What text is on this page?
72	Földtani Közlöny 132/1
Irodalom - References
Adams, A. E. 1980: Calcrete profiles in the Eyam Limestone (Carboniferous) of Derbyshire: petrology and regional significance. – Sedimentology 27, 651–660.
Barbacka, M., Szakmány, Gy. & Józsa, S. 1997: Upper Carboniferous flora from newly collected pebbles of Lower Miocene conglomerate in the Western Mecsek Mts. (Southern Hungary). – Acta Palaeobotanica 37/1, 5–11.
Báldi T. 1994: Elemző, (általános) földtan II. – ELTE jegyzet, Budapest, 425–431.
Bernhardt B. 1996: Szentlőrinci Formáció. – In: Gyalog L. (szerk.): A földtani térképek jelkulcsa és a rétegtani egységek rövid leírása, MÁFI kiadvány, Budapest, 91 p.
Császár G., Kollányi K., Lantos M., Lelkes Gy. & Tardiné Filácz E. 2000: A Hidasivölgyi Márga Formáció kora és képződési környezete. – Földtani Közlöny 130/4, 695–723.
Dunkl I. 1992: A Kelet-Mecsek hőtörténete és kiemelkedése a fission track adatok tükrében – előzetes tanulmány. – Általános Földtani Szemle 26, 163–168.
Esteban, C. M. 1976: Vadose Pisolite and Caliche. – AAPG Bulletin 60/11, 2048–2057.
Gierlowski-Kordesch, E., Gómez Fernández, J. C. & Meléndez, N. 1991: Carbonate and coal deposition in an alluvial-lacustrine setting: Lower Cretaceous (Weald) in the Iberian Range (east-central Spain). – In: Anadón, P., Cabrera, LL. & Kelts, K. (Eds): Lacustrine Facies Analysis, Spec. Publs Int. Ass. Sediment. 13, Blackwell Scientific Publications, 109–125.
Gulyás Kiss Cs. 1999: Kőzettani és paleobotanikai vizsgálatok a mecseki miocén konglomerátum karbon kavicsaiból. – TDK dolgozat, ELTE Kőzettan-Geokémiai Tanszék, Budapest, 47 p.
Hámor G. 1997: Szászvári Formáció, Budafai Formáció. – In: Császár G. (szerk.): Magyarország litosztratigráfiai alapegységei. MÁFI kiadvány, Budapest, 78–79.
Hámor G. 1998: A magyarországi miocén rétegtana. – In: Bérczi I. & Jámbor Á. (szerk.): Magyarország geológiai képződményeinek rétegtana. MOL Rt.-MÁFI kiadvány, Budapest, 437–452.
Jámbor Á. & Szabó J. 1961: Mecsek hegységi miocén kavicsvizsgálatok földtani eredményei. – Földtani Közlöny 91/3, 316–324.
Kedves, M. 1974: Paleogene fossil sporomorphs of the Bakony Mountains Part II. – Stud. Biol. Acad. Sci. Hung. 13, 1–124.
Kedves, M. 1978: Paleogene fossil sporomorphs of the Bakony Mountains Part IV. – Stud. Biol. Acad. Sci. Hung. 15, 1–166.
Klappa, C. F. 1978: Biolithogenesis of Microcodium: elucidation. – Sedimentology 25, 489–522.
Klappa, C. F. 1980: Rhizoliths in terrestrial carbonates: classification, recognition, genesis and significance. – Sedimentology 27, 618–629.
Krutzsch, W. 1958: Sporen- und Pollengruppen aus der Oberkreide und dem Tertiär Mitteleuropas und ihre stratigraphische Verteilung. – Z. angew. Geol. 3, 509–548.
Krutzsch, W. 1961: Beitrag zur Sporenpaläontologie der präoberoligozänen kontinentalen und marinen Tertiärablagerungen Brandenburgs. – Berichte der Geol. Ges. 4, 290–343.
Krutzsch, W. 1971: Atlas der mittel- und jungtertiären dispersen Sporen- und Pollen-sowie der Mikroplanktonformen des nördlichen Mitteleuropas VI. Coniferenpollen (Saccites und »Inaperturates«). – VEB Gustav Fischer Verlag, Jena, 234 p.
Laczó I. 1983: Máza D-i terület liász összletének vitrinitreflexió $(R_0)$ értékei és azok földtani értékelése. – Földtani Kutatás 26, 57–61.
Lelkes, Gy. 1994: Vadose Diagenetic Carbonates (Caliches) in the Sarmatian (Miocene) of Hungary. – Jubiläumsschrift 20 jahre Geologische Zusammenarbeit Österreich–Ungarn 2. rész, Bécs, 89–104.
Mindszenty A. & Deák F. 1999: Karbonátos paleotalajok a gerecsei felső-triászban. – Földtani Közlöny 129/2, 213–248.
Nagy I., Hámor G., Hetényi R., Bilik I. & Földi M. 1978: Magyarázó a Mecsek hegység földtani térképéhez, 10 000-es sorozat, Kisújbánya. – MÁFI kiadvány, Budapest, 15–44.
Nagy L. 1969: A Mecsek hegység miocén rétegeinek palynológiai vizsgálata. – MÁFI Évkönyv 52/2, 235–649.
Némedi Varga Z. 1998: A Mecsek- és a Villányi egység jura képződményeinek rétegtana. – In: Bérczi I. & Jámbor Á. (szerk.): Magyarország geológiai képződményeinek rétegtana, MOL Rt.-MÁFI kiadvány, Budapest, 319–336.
........
§ **Instructions to follow**
Across the records above, return every line that contains the word "fossil".

§ **Solution to this task**
Kedves, M. 1974: Paleogene fossil sporomorphs of the Bakony Mountains Part II. – Stud. Biol. Acad. Sci. Hung. 13, 1–124.
Kedves, M. 1978: Paleogene fossil sporomorphs of the Bakony Mountains Part IV. – Stud. Biol. Acad. Sci. Hung. 15, 1–166.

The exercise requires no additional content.